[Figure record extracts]
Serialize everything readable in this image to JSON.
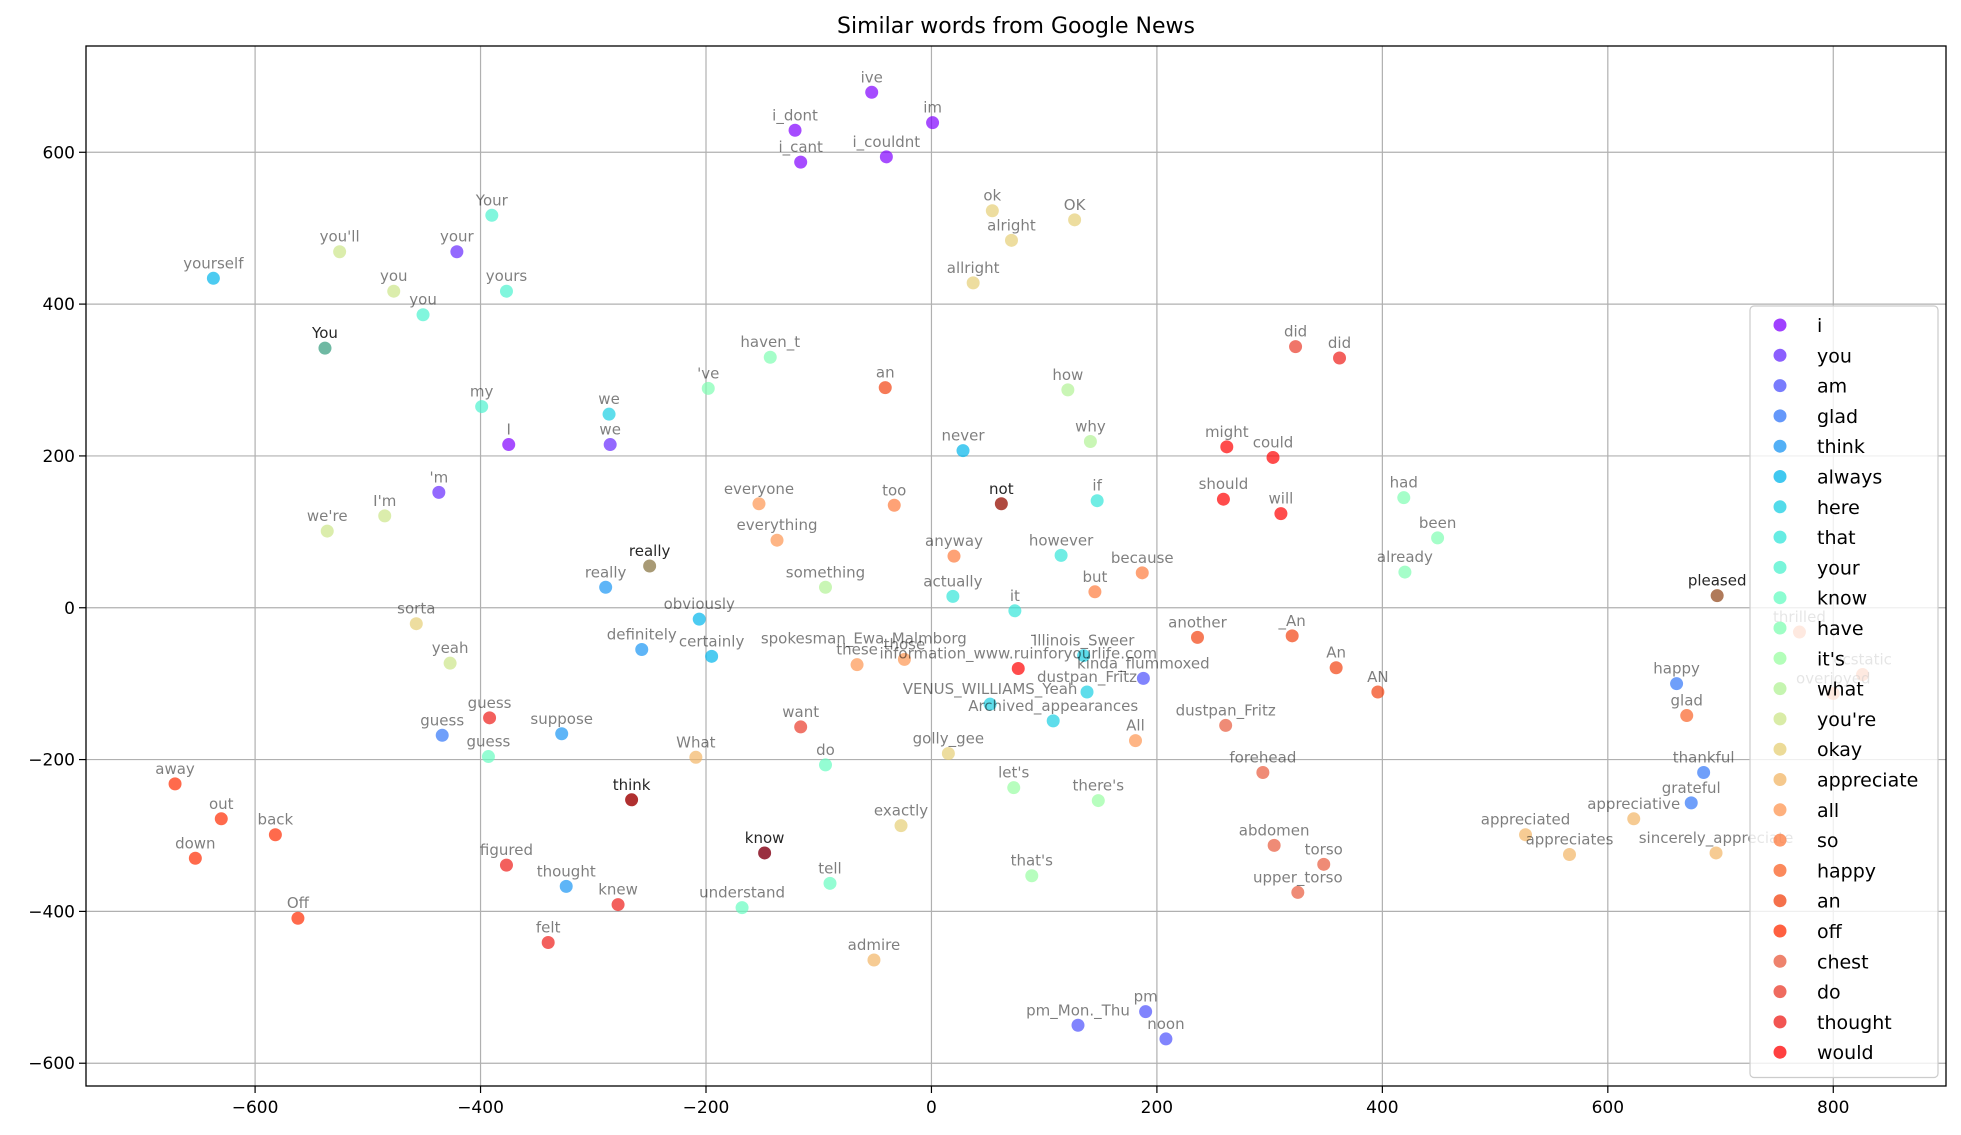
{
  "chart_data": {
    "type": "scatter",
    "title": "Similar words from Google News",
    "xlabel": "",
    "ylabel": "",
    "xlim": [
      -750,
      900
    ],
    "ylim": [
      -630,
      740
    ],
    "xticks": [
      -600,
      -400,
      -200,
      0,
      200,
      400,
      600,
      800
    ],
    "yticks": [
      -600,
      -400,
      -200,
      0,
      200,
      400,
      600
    ],
    "grid": true,
    "legend_position": "right",
    "series": [
      {
        "name": "i",
        "color": "#8000ff",
        "points": [
          {
            "label": "ive",
            "x": -53,
            "y": 679
          },
          {
            "label": "i_dont",
            "x": -121,
            "y": 629
          },
          {
            "label": "im",
            "x": 1,
            "y": 639
          },
          {
            "label": "i_cant",
            "x": -116,
            "y": 587
          },
          {
            "label": "i_couldnt",
            "x": -40,
            "y": 594
          },
          {
            "label": "I",
            "x": -375,
            "y": 215
          }
        ]
      },
      {
        "name": "you",
        "color": "#6629fe",
        "points": [
          {
            "label": "your",
            "x": -421,
            "y": 469
          },
          {
            "label": "we",
            "x": -285,
            "y": 215
          },
          {
            "label": "'m",
            "x": -437,
            "y": 152
          }
        ]
      },
      {
        "name": "am",
        "color": "#4c50fc",
        "points": [
          {
            "label": "pm",
            "x": 190,
            "y": -532
          },
          {
            "label": "pm_Mon._Thu",
            "x": 130,
            "y": -550
          },
          {
            "label": "noon",
            "x": 208,
            "y": -568
          },
          {
            "label": "kinda_flummoxed",
            "x": 188,
            "y": -93
          }
        ]
      },
      {
        "name": "glad",
        "color": "#3276f8",
        "points": [
          {
            "label": "happy",
            "x": 661,
            "y": -100
          },
          {
            "label": "thankful",
            "x": 685,
            "y": -217
          },
          {
            "label": "grateful",
            "x": 674,
            "y": -257
          },
          {
            "label": "guess",
            "x": -434,
            "y": -168
          }
        ]
      },
      {
        "name": "think",
        "color": "#1996f3",
        "points": [
          {
            "label": "suppose",
            "x": -328,
            "y": -166
          },
          {
            "label": "thought",
            "x": -324,
            "y": -367
          },
          {
            "label": "really",
            "x": -289,
            "y": 27
          },
          {
            "label": "definitely",
            "x": -257,
            "y": -55
          }
        ]
      },
      {
        "name": "always",
        "color": "#00b5eb",
        "points": [
          {
            "label": "yourself",
            "x": -637,
            "y": 434
          },
          {
            "label": "never",
            "x": 28,
            "y": 207
          },
          {
            "label": "obviously",
            "x": -206,
            "y": -15
          },
          {
            "label": "certainly",
            "x": -195,
            "y": -64
          }
        ]
      },
      {
        "name": "here",
        "color": "#1acfe3",
        "points": [
          {
            "label": "we",
            "x": -286,
            "y": 255
          },
          {
            "label": "Illinois_Sweer",
            "x": 135,
            "y": -63
          },
          {
            "label": "VENUS_WILLIAMS_Yeah",
            "x": 52,
            "y": -127
          },
          {
            "label": "Archived_appearances",
            "x": 108,
            "y": -149
          },
          {
            "label": "dustpan_Fritz",
            "x": 138,
            "y": -111
          }
        ]
      },
      {
        "name": "that",
        "color": "#33e5d9",
        "points": [
          {
            "label": "if",
            "x": 147,
            "y": 141
          },
          {
            "label": "however",
            "x": 115,
            "y": 69
          },
          {
            "label": "it",
            "x": 74,
            "y": -4
          },
          {
            "label": "actually",
            "x": 19,
            "y": 15
          }
        ]
      },
      {
        "name": "your",
        "color": "#4cf2ce",
        "points": [
          {
            "label": "Your",
            "x": -390,
            "y": 517
          },
          {
            "label": "yours",
            "x": -377,
            "y": 417
          },
          {
            "label": "you",
            "x": -451,
            "y": 386
          },
          {
            "label": "my",
            "x": -399,
            "y": 265
          }
        ]
      },
      {
        "name": "know",
        "color": "#66fcc1",
        "points": [
          {
            "label": "guess",
            "x": -393,
            "y": -196
          },
          {
            "label": "do",
            "x": -94,
            "y": -207
          },
          {
            "label": "tell",
            "x": -90,
            "y": -363
          },
          {
            "label": "understand",
            "x": -168,
            "y": -395
          }
        ]
      },
      {
        "name": "have",
        "color": "#7ffeb2",
        "points": [
          {
            "label": "haven_t",
            "x": -143,
            "y": 330
          },
          {
            "label": "'ve",
            "x": -198,
            "y": 289
          },
          {
            "label": "had",
            "x": 419,
            "y": 145
          },
          {
            "label": "been",
            "x": 449,
            "y": 92
          },
          {
            "label": "already",
            "x": 420,
            "y": 47
          }
        ]
      },
      {
        "name": "it's",
        "color": "#99fda2",
        "points": [
          {
            "label": "let's",
            "x": 73,
            "y": -237
          },
          {
            "label": "there's",
            "x": 148,
            "y": -254
          },
          {
            "label": "that's",
            "x": 89,
            "y": -353
          }
        ]
      },
      {
        "name": "what",
        "color": "#b2f295",
        "points": [
          {
            "label": "how",
            "x": 121,
            "y": 287
          },
          {
            "label": "why",
            "x": 141,
            "y": 219
          },
          {
            "label": "something",
            "x": -94,
            "y": 27
          }
        ]
      },
      {
        "name": "you're",
        "color": "#cce589",
        "points": [
          {
            "label": "you'll",
            "x": -525,
            "y": 469
          },
          {
            "label": "you",
            "x": -477,
            "y": 417
          },
          {
            "label": "I'm",
            "x": -485,
            "y": 121
          },
          {
            "label": "we're",
            "x": -536,
            "y": 101
          },
          {
            "label": "yeah",
            "x": -427,
            "y": -73
          }
        ]
      },
      {
        "name": "okay",
        "color": "#e5cf76",
        "points": [
          {
            "label": "ok",
            "x": 54,
            "y": 523
          },
          {
            "label": "OK",
            "x": 127,
            "y": 511
          },
          {
            "label": "alright",
            "x": 71,
            "y": 484
          },
          {
            "label": "allright",
            "x": 37,
            "y": 428
          },
          {
            "label": "sorta",
            "x": -457,
            "y": -21
          },
          {
            "label": "golly_gee",
            "x": 15,
            "y": -192
          },
          {
            "label": "exactly",
            "x": -27,
            "y": -287
          }
        ]
      },
      {
        "name": "appreciate",
        "color": "#f2b565",
        "points": [
          {
            "label": "appreciated",
            "x": 527,
            "y": -299
          },
          {
            "label": "appreciates",
            "x": 566,
            "y": -325
          },
          {
            "label": "appreciative",
            "x": 623,
            "y": -278
          },
          {
            "label": "sincerely_appreciate",
            "x": 696,
            "y": -323
          },
          {
            "label": "admire",
            "x": -51,
            "y": -464
          },
          {
            "label": "What",
            "x": -209,
            "y": -197
          }
        ]
      },
      {
        "name": "all",
        "color": "#fe9651",
        "points": [
          {
            "label": "everyone",
            "x": -153,
            "y": 137
          },
          {
            "label": "everything",
            "x": -137,
            "y": 89
          },
          {
            "label": "those",
            "x": -24,
            "y": -68
          },
          {
            "label": "these",
            "x": -66,
            "y": -75
          },
          {
            "label": "All",
            "x": 181,
            "y": -175
          }
        ]
      },
      {
        "name": "so",
        "color": "#fd7a3c",
        "points": [
          {
            "label": "too",
            "x": -33,
            "y": 135
          },
          {
            "label": "anyway",
            "x": 20,
            "y": 68
          },
          {
            "label": "because",
            "x": 187,
            "y": 46
          },
          {
            "label": "but",
            "x": 145,
            "y": 21
          }
        ]
      },
      {
        "name": "happy",
        "color": "#f96226",
        "points": [
          {
            "label": "glad",
            "x": 670,
            "y": -142
          },
          {
            "label": "thrilled",
            "x": 770,
            "y": -32
          },
          {
            "label": "ecstatic",
            "x": 826,
            "y": -88
          },
          {
            "label": "overjoyed",
            "x": 800,
            "y": -113
          }
        ]
      },
      {
        "name": "an",
        "color": "#f2410f",
        "points": [
          {
            "label": "an",
            "x": -41,
            "y": 290
          },
          {
            "label": "another",
            "x": 236,
            "y": -39
          },
          {
            "label": "_An",
            "x": 320,
            "y": -37
          },
          {
            "label": "An",
            "x": 359,
            "y": -79
          },
          {
            "label": "AN",
            "x": 396,
            "y": -111
          }
        ]
      },
      {
        "name": "off",
        "color": "#ff2b00",
        "points": [
          {
            "label": "away",
            "x": -671,
            "y": -232
          },
          {
            "label": "out",
            "x": -630,
            "y": -278
          },
          {
            "label": "back",
            "x": -582,
            "y": -299
          },
          {
            "label": "down",
            "x": -653,
            "y": -330
          },
          {
            "label": "Off",
            "x": -562,
            "y": -409
          }
        ]
      },
      {
        "name": "chest",
        "color": "#e85a3c",
        "points": [
          {
            "label": "forehead",
            "x": 294,
            "y": -217
          },
          {
            "label": "abdomen",
            "x": 304,
            "y": -313
          },
          {
            "label": "torso",
            "x": 348,
            "y": -338
          },
          {
            "label": "upper_torso",
            "x": 325,
            "y": -375
          },
          {
            "label": "dustpan_Fritz",
            "x": 261,
            "y": -155
          }
        ]
      },
      {
        "name": "do",
        "color": "#ea3a2a",
        "points": [
          {
            "label": "did",
            "x": 323,
            "y": 344
          },
          {
            "label": "want",
            "x": -116,
            "y": -157
          }
        ]
      },
      {
        "name": "thought",
        "color": "#ee1c18",
        "points": [
          {
            "label": "figured",
            "x": -377,
            "y": -339
          },
          {
            "label": "knew",
            "x": -278,
            "y": -391
          },
          {
            "label": "felt",
            "x": -340,
            "y": -441
          },
          {
            "label": "guess",
            "x": -392,
            "y": -145
          },
          {
            "label": "did",
            "x": 362,
            "y": 329
          }
        ]
      },
      {
        "name": "would",
        "color": "#ff0000",
        "points": [
          {
            "label": "might",
            "x": 262,
            "y": 212
          },
          {
            "label": "could",
            "x": 303,
            "y": 198
          },
          {
            "label": "should",
            "x": 259,
            "y": 143
          },
          {
            "label": "will",
            "x": 310,
            "y": 124
          },
          {
            "label": "information_www.ruinforyourlife.com",
            "x": 77,
            "y": -80
          }
        ]
      }
    ],
    "query_points": [
      {
        "label": "You",
        "x": -538,
        "y": 342,
        "color": "#6fb9a3"
      },
      {
        "label": "really",
        "x": -250,
        "y": 55,
        "color": "#a89a75"
      },
      {
        "label": "not",
        "x": 62,
        "y": 137,
        "color": "#b04a40"
      },
      {
        "label": "think",
        "x": -266,
        "y": -253,
        "color": "#b03030"
      },
      {
        "label": "know",
        "x": -148,
        "y": -323,
        "color": "#9a3040"
      },
      {
        "label": "pleased",
        "x": 697,
        "y": 16,
        "color": "#b07a5a"
      }
    ],
    "overlay_labels": [
      {
        "text": "spokesman_Ewa_Malmborg",
        "x": -60,
        "y": -60
      },
      {
        "text": "-",
        "x": 90,
        "y": -55
      }
    ]
  }
}
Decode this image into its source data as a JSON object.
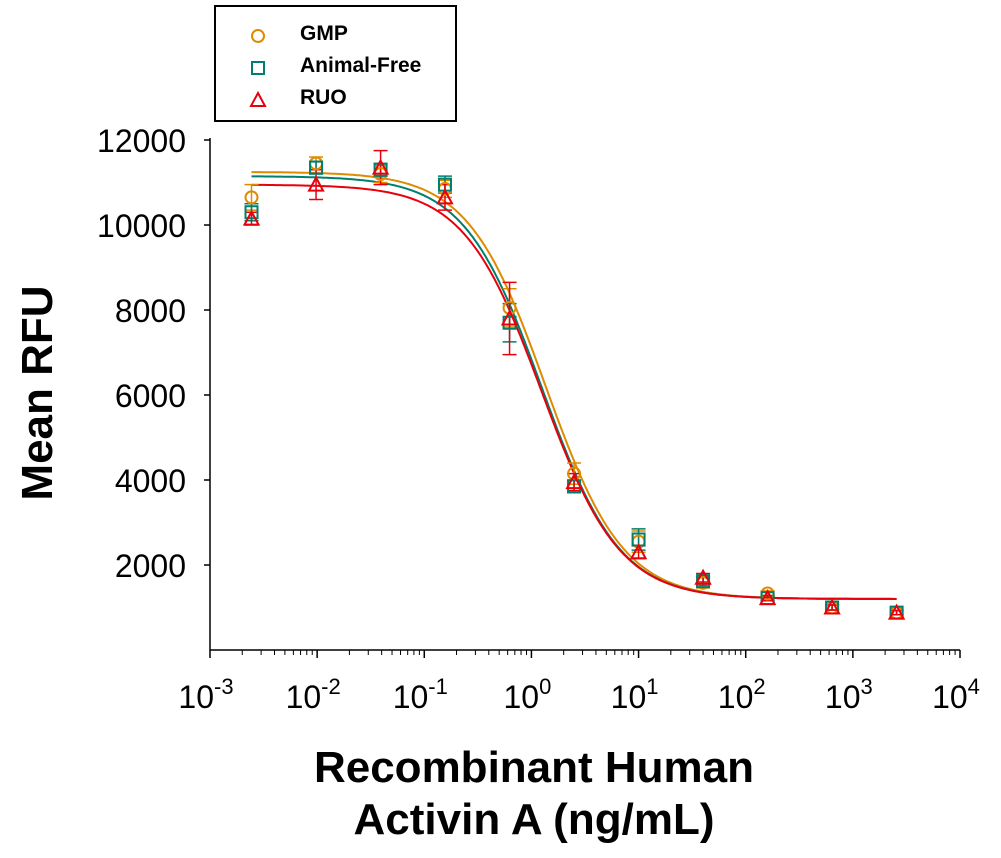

- WHAT YOU HAVE TO DO:
Read the data above. Pull out each line in which the string "this" appears.

- ANSWER TO THE PROBLEM:
Serialize everything readable in this image to JSON.
Decode this image into its source data as a JSON object.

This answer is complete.